**MATERIAL PROVIDED**
+--

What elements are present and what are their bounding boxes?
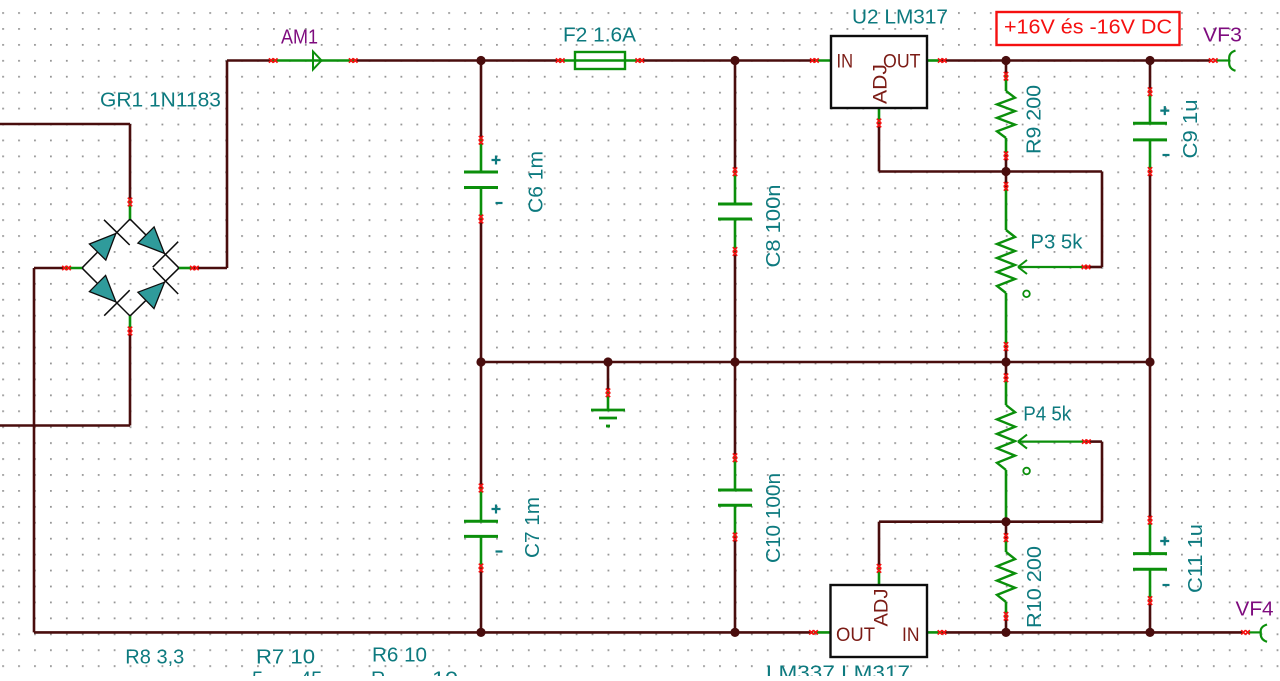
svg-text:5: 5 [252, 669, 263, 677]
svg-text:R10 200: R10 200 [1024, 546, 1046, 628]
svg-text:C7 1m: C7 1m [522, 497, 544, 558]
svg-text:P4 5k: P4 5k [1023, 404, 1072, 426]
svg-text:C9 1u: C9 1u [1180, 100, 1202, 159]
svg-text:LM337 LM317: LM337 LM317 [766, 663, 910, 677]
svg-text:P3 5k: P3 5k [1030, 231, 1083, 253]
svg-text:C6 1m: C6 1m [526, 151, 548, 213]
svg-text:AM1: AM1 [281, 27, 318, 49]
svg-text:F2 1.6A: F2 1.6A [563, 25, 637, 47]
svg-text:10: 10 [432, 669, 458, 677]
svg-text:C8 100n: C8 100n [763, 185, 785, 268]
svg-text:GR1 1N1183: GR1 1N1183 [100, 90, 221, 112]
svg-text:C10 100n: C10 100n [763, 473, 785, 563]
svg-text:OUT: OUT [836, 625, 875, 646]
svg-text:R7 10: R7 10 [256, 646, 315, 668]
svg-text:VF3: VF3 [1203, 25, 1242, 47]
svg-text:R: R [371, 669, 385, 677]
svg-text:+16V és -16V DC: +16V és -16V DC [1004, 17, 1172, 39]
svg-text:ADJ: ADJ [872, 589, 893, 627]
svg-text:R8 3,3: R8 3,3 [125, 646, 184, 668]
svg-text:C11 1u: C11 1u [1185, 524, 1207, 593]
svg-text:VF4: VF4 [1236, 599, 1274, 621]
svg-text:IN: IN [902, 625, 920, 646]
svg-text:45: 45 [300, 669, 322, 677]
svg-text:IN: IN [837, 51, 854, 72]
svg-text:R9 200: R9 200 [1024, 85, 1046, 154]
svg-text:U2 LM317: U2 LM317 [852, 7, 948, 29]
svg-text:R6 10: R6 10 [372, 644, 427, 666]
svg-text:ADJ: ADJ [871, 64, 892, 104]
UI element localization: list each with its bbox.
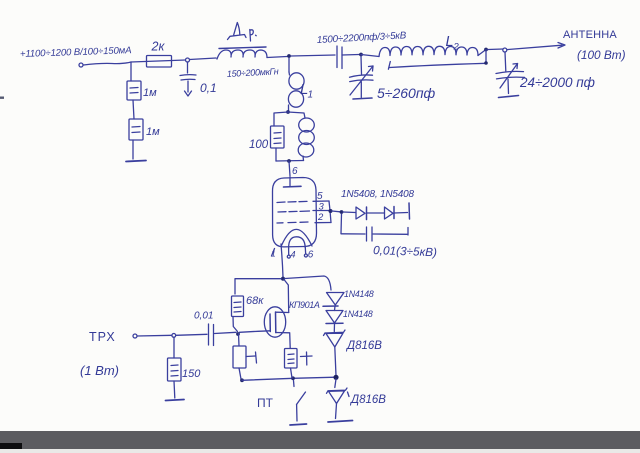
svg-text:L: L	[446, 34, 454, 50]
svg-text:3: 3	[319, 202, 325, 213]
svg-text:24÷2000 пф: 24÷2000 пф	[519, 75, 595, 90]
svg-text:1: 1	[271, 249, 276, 259]
svg-text:1: 1	[308, 90, 314, 101]
svg-text:6: 6	[292, 166, 298, 177]
svg-text:5: 5	[317, 191, 323, 202]
svg-text:6: 6	[308, 250, 314, 261]
svg-text:0,01(3÷5кВ): 0,01(3÷5кВ)	[373, 243, 437, 259]
svg-text:2: 2	[317, 212, 324, 223]
svg-text:Д816В: Д816В	[345, 340, 382, 352]
svg-text:ПТ: ПТ	[257, 396, 274, 410]
svg-text:Д816В: Д816В	[349, 394, 386, 406]
svg-text:4: 4	[291, 250, 296, 260]
svg-text:2к: 2к	[151, 40, 166, 54]
svg-text:0,01: 0,01	[194, 311, 213, 322]
svg-text:1м: 1м	[143, 87, 157, 99]
svg-text:АНТЕННА: АНТЕННА	[563, 29, 617, 41]
svg-text:2: 2	[453, 42, 460, 53]
svg-text:1N4148: 1N4148	[343, 309, 373, 319]
svg-text:150: 150	[182, 368, 201, 380]
svg-text:1N4148: 1N4148	[344, 289, 374, 299]
svg-text:1N5408, 1N5408: 1N5408, 1N5408	[341, 189, 414, 200]
svg-text:100: 100	[249, 139, 269, 151]
svg-text:ТРХ: ТРХ	[89, 330, 116, 344]
svg-text:0,1: 0,1	[200, 81, 217, 95]
svg-text:КП901А: КП901А	[289, 300, 320, 310]
svg-text:68к: 68к	[246, 295, 264, 307]
svg-text:1м: 1м	[146, 126, 160, 138]
svg-text:(100 Вт): (100 Вт)	[577, 48, 626, 62]
svg-text:(1 Вт): (1 Вт)	[80, 363, 119, 378]
svg-text:5÷260пф: 5÷260пф	[377, 85, 436, 101]
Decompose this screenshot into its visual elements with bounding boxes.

+--

**WHAT YOU HAVE TO DO**
Please reproduce the rows from the line with "34, 454, 50]" to the line with "243, 437, 259]", both included, character for character. Output only those lines.

**RESPONSE**
svg-text:L: L	[446, 34, 454, 50]
svg-text:3: 3	[319, 202, 325, 213]
svg-text:24÷2000 пф: 24÷2000 пф	[519, 75, 595, 90]
svg-text:1: 1	[271, 249, 276, 259]
svg-text:1: 1	[308, 90, 314, 101]
svg-text:6: 6	[292, 166, 298, 177]
svg-text:5: 5	[317, 191, 323, 202]
svg-text:6: 6	[308, 250, 314, 261]
svg-text:0,01(3÷5кВ): 0,01(3÷5кВ)	[373, 243, 437, 259]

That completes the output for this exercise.